>> Start RECORDED INFORMATION

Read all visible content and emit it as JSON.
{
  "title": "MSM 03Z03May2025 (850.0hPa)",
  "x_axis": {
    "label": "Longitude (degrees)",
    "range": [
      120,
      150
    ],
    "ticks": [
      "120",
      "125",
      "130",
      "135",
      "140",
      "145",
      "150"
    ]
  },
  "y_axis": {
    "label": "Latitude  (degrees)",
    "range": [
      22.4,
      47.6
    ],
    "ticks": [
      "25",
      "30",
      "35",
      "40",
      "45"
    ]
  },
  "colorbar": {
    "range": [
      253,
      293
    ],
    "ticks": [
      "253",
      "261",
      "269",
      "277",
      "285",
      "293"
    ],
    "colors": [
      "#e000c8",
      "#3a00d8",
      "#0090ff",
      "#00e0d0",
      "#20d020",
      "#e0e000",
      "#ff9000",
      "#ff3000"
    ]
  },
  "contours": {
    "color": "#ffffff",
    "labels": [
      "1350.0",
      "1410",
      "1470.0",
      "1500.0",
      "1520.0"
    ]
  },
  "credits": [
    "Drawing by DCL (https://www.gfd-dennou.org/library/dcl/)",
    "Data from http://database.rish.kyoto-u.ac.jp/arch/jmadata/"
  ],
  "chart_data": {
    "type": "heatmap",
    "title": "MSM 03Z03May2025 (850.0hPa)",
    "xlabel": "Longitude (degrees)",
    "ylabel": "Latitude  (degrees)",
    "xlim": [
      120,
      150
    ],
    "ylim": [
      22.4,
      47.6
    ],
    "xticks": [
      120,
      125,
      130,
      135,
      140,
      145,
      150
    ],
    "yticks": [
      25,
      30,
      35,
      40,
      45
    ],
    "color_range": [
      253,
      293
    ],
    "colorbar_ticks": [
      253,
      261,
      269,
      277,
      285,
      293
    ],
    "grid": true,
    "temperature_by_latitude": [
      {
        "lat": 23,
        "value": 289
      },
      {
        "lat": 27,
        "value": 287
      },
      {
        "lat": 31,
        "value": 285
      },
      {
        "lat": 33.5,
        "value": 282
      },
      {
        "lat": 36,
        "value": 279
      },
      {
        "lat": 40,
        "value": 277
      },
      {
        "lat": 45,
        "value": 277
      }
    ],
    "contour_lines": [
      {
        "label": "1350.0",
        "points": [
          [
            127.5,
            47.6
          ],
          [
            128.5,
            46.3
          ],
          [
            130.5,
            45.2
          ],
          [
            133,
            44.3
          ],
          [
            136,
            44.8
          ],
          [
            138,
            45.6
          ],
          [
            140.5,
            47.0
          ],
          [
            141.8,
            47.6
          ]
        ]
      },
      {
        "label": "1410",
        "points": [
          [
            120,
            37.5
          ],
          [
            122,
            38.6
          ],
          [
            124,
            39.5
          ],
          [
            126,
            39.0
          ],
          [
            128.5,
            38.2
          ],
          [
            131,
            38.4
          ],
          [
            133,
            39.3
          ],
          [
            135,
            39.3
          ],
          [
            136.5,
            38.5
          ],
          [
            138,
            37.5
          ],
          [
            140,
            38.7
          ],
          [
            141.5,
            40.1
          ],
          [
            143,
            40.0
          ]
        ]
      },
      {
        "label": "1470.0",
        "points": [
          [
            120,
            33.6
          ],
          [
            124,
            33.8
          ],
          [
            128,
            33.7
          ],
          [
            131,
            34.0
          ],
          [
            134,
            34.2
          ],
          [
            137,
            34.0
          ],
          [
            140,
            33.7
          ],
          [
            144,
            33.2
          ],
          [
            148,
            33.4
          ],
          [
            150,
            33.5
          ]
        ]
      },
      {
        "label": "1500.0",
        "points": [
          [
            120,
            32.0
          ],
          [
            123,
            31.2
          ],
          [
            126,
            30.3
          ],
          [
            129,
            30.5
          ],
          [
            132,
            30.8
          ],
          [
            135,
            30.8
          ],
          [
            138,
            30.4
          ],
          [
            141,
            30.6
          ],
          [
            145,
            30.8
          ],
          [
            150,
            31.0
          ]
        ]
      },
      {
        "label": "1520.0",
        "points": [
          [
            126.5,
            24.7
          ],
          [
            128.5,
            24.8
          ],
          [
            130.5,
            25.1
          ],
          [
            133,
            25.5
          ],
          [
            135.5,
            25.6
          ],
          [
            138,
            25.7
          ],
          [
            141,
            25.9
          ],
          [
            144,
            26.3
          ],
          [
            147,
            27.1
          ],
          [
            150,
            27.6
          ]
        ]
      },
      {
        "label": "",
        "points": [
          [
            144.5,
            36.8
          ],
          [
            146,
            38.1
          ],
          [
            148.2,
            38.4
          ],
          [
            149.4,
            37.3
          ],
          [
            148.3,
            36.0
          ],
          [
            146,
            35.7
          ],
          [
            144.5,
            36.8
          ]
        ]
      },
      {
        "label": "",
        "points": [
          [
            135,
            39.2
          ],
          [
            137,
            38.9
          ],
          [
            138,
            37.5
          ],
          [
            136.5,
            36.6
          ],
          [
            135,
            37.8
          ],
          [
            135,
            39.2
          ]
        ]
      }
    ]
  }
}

>> End RECORDED INFORMATION

**WHAT YOU SHOULD DO:** Write out the complete set of records exactly as given.

**ANSWER TO THIS EXERCISE:**
Read all visible content and emit it as JSON.
{
  "title": "MSM 03Z03May2025 (850.0hPa)",
  "x_axis": {
    "label": "Longitude (degrees)",
    "range": [
      120,
      150
    ],
    "ticks": [
      "120",
      "125",
      "130",
      "135",
      "140",
      "145",
      "150"
    ]
  },
  "y_axis": {
    "label": "Latitude  (degrees)",
    "range": [
      22.4,
      47.6
    ],
    "ticks": [
      "25",
      "30",
      "35",
      "40",
      "45"
    ]
  },
  "colorbar": {
    "range": [
      253,
      293
    ],
    "ticks": [
      "253",
      "261",
      "269",
      "277",
      "285",
      "293"
    ],
    "colors": [
      "#e000c8",
      "#3a00d8",
      "#0090ff",
      "#00e0d0",
      "#20d020",
      "#e0e000",
      "#ff9000",
      "#ff3000"
    ]
  },
  "contours": {
    "color": "#ffffff",
    "labels": [
      "1350.0",
      "1410",
      "1470.0",
      "1500.0",
      "1520.0"
    ]
  },
  "credits": [
    "Drawing by DCL (https://www.gfd-dennou.org/library/dcl/)",
    "Data from http://database.rish.kyoto-u.ac.jp/arch/jmadata/"
  ],
  "chart_data": {
    "type": "heatmap",
    "title": "MSM 03Z03May2025 (850.0hPa)",
    "xlabel": "Longitude (degrees)",
    "ylabel": "Latitude  (degrees)",
    "xlim": [
      120,
      150
    ],
    "ylim": [
      22.4,
      47.6
    ],
    "xticks": [
      120,
      125,
      130,
      135,
      140,
      145,
      150
    ],
    "yticks": [
      25,
      30,
      35,
      40,
      45
    ],
    "color_range": [
      253,
      293
    ],
    "colorbar_ticks": [
      253,
      261,
      269,
      277,
      285,
      293
    ],
    "grid": true,
    "temperature_by_latitude": [
      {
        "lat": 23,
        "value": 289
      },
      {
        "lat": 27,
        "value": 287
      },
      {
        "lat": 31,
        "value": 285
      },
      {
        "lat": 33.5,
        "value": 282
      },
      {
        "lat": 36,
        "value": 279
      },
      {
        "lat": 40,
        "value": 277
      },
      {
        "lat": 45,
        "value": 277
      }
    ],
    "contour_lines": [
      {
        "label": "1350.0",
        "points": [
          [
            127.5,
            47.6
          ],
          [
            128.5,
            46.3
          ],
          [
            130.5,
            45.2
          ],
          [
            133,
            44.3
          ],
          [
            136,
            44.8
          ],
          [
            138,
            45.6
          ],
          [
            140.5,
            47.0
          ],
          [
            141.8,
            47.6
          ]
        ]
      },
      {
        "label": "1410",
        "points": [
          [
            120,
            37.5
          ],
          [
            122,
            38.6
          ],
          [
            124,
            39.5
          ],
          [
            126,
            39.0
          ],
          [
            128.5,
            38.2
          ],
          [
            131,
            38.4
          ],
          [
            133,
            39.3
          ],
          [
            135,
            39.3
          ],
          [
            136.5,
            38.5
          ],
          [
            138,
            37.5
          ],
          [
            140,
            38.7
          ],
          [
            141.5,
            40.1
          ],
          [
            143,
            40.0
          ]
        ]
      },
      {
        "label": "1470.0",
        "points": [
          [
            120,
            33.6
          ],
          [
            124,
            33.8
          ],
          [
            128,
            33.7
          ],
          [
            131,
            34.0
          ],
          [
            134,
            34.2
          ],
          [
            137,
            34.0
          ],
          [
            140,
            33.7
          ],
          [
            144,
            33.2
          ],
          [
            148,
            33.4
          ],
          [
            150,
            33.5
          ]
        ]
      },
      {
        "label": "1500.0",
        "points": [
          [
            120,
            32.0
          ],
          [
            123,
            31.2
          ],
          [
            126,
            30.3
          ],
          [
            129,
            30.5
          ],
          [
            132,
            30.8
          ],
          [
            135,
            30.8
          ],
          [
            138,
            30.4
          ],
          [
            141,
            30.6
          ],
          [
            145,
            30.8
          ],
          [
            150,
            31.0
          ]
        ]
      },
      {
        "label": "1520.0",
        "points": [
          [
            126.5,
            24.7
          ],
          [
            128.5,
            24.8
          ],
          [
            130.5,
            25.1
          ],
          [
            133,
            25.5
          ],
          [
            135.5,
            25.6
          ],
          [
            138,
            25.7
          ],
          [
            141,
            25.9
          ],
          [
            144,
            26.3
          ],
          [
            147,
            27.1
          ],
          [
            150,
            27.6
          ]
        ]
      },
      {
        "label": "",
        "points": [
          [
            144.5,
            36.8
          ],
          [
            146,
            38.1
          ],
          [
            148.2,
            38.4
          ],
          [
            149.4,
            37.3
          ],
          [
            148.3,
            36.0
          ],
          [
            146,
            35.7
          ],
          [
            144.5,
            36.8
          ]
        ]
      },
      {
        "label": "",
        "points": [
          [
            135,
            39.2
          ],
          [
            137,
            38.9
          ],
          [
            138,
            37.5
          ],
          [
            136.5,
            36.6
          ],
          [
            135,
            37.8
          ],
          [
            135,
            39.2
          ]
        ]
      }
    ]
  }
}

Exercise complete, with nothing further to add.